## begin Data for the task

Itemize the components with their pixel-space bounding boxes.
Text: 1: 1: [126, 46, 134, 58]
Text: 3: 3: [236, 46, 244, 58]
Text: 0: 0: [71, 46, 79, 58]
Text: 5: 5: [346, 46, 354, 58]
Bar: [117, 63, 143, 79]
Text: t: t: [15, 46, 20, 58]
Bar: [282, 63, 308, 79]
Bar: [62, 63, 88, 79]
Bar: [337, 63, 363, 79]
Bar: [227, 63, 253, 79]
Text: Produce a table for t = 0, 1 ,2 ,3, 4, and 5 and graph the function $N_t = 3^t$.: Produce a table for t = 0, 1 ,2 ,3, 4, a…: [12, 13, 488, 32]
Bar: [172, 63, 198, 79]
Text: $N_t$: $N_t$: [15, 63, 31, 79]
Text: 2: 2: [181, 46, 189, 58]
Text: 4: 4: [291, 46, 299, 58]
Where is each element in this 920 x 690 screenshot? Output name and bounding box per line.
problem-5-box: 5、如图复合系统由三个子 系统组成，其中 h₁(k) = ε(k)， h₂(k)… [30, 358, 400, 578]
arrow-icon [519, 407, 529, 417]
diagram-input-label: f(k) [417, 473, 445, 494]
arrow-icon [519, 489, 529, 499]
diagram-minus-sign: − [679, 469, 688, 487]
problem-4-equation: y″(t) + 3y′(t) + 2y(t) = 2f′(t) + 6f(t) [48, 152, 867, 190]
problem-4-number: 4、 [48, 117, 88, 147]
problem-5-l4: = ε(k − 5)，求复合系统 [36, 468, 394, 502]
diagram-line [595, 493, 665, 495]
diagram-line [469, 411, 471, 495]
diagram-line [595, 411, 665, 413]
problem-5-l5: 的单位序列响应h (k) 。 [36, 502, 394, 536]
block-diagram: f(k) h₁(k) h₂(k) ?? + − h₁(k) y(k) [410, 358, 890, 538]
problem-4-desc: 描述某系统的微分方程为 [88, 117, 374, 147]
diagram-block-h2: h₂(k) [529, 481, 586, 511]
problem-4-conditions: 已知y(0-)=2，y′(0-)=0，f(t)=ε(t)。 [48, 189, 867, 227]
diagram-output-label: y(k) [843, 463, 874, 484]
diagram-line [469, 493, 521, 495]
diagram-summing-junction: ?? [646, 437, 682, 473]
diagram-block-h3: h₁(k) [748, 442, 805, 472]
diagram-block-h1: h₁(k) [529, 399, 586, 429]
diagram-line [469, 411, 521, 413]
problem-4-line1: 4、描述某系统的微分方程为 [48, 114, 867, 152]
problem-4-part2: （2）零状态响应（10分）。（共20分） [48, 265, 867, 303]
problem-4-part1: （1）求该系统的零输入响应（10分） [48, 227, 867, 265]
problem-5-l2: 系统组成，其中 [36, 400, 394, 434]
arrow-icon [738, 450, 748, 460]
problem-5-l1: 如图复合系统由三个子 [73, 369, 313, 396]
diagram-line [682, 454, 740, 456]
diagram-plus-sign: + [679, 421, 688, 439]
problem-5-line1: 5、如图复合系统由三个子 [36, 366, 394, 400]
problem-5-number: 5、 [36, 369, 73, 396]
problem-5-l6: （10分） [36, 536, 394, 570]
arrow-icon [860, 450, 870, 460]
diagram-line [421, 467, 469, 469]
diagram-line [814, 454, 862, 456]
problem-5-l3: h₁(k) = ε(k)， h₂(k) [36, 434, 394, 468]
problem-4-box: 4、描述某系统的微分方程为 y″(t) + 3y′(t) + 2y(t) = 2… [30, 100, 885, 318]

## end Data for the task

_Directions_: Convert these items to a JSON list of strings, one string per line, with blank lines left out.

_Answer to the exercise_:
[
  "Itemize the components with their pixel-space bounding boxes.",
  "Text: 1: 1: [126, 46, 134, 58]",
  "Text: 3: 3: [236, 46, 244, 58]",
  "Text: 0: 0: [71, 46, 79, 58]",
  "Text: 5: 5: [346, 46, 354, 58]",
  "Bar: [117, 63, 143, 79]",
  "Text: t: t: [15, 46, 20, 58]",
  "Bar: [282, 63, 308, 79]",
  "Bar: [62, 63, 88, 79]",
  "Bar: [337, 63, 363, 79]",
  "Bar: [227, 63, 253, 79]",
  "Text: Produce a table for t = 0, 1 ,2 ,3, 4, and 5 and graph the function $N_t = 3^t$.: Produce a table for t = 0, 1 ,2 ,3, 4, a…: [12, 13, 488, 32]",
  "Bar: [172, 63, 198, 79]",
  "Text: $N_t$: $N_t$: [15, 63, 31, 79]",
  "Text: 2: 2: [181, 46, 189, 58]",
  "Text: 4: 4: [291, 46, 299, 58]",
  "Where is each element in this 920 x 690 screenshot? Output name and bounding box per line.",
  "problem-5-box: 5、如图复合系统由三个子 系统组成，其中 h₁(k) = ε(k)， h₂(k)… [30, 358, 400, 578]",
  "arrow-icon [519, 407, 529, 417]",
  "diagram-input-label: f(k) [417, 473, 445, 494]",
  "arrow-icon [519, 489, 529, 499]",
  "diagram-minus-sign: − [679, 469, 688, 487]",
  "problem-4-equation: y″(t) + 3y′(t) + 2y(t) = 2f′(t) + 6f(t) [48, 152, 867, 190]",
  "problem-4-number: 4、 [48, 117, 88, 147]",
  "problem-5-l4: = ε(k − 5)，求复合系统 [36, 468, 394, 502]",
  "diagram-line [595, 493, 665, 495]",
  "diagram-line [469, 411, 471, 495]",
  "diagram-line [595, 411, 665, 413]",
  "problem-5-l5: 的单位序列响应h (k) 。 [36, 502, 394, 536]",
  "block-diagram: f(k) h₁(k) h₂(k) ?? + − h₁(k) y(k) [410, 358, 890, 538]",
  "problem-4-desc: 描述某系统的微分方程为 [88, 117, 374, 147]",
  "diagram-block-h2: h₂(k) [529, 481, 586, 511]",
  "problem-4-conditions: 已知y(0-)=2，y′(0-)=0，f(t)=ε(t)。 [48, 189, 867, 227]",
  "diagram-output-label: y(k) [843, 463, 874, 484]",
  "diagram-line [469, 493, 521, 495]",
  "diagram-summing-junction: ?? [646, 437, 682, 473]",
  "diagram-block-h3: h₁(k) [748, 442, 805, 472]",
  "diagram-block-h1: h₁(k) [529, 399, 586, 429]",
  "diagram-line [469, 411, 521, 413]",
  "problem-4-line1: 4、描述某系统的微分方程为 [48, 114, 867, 152]",
  "problem-4-part2: （2）零状态响应（10分）。（共20分） [48, 265, 867, 303]",
  "problem-4-part1: （1）求该系统的零输入响应（10分） [48, 227, 867, 265]",
  "problem-5-l2: 系统组成，其中 [36, 400, 394, 434]",
  "arrow-icon [738, 450, 748, 460]",
  "problem-5-l1: 如图复合系统由三个子 [73, 369, 313, 396]",
  "diagram-line [682, 454, 740, 456]",
  "diagram-plus-sign: + [679, 421, 688, 439]",
  "problem-5-line1: 5、如图复合系统由三个子 [36, 366, 394, 400]",
  "problem-5-number: 5、 [36, 369, 73, 396]",
  "problem-5-l6: （10分） [36, 536, 394, 570]",
  "arrow-icon [860, 450, 870, 460]",
  "diagram-line [421, 467, 469, 469]",
  "diagram-line [814, 454, 862, 456]",
  "problem-5-l3: h₁(k) = ε(k)， h₂(k) [36, 434, 394, 468]",
  "problem-4-box: 4、描述某系统的微分方程为 y″(t) + 3y′(t) + 2y(t) = 2… [30, 100, 885, 318]"
]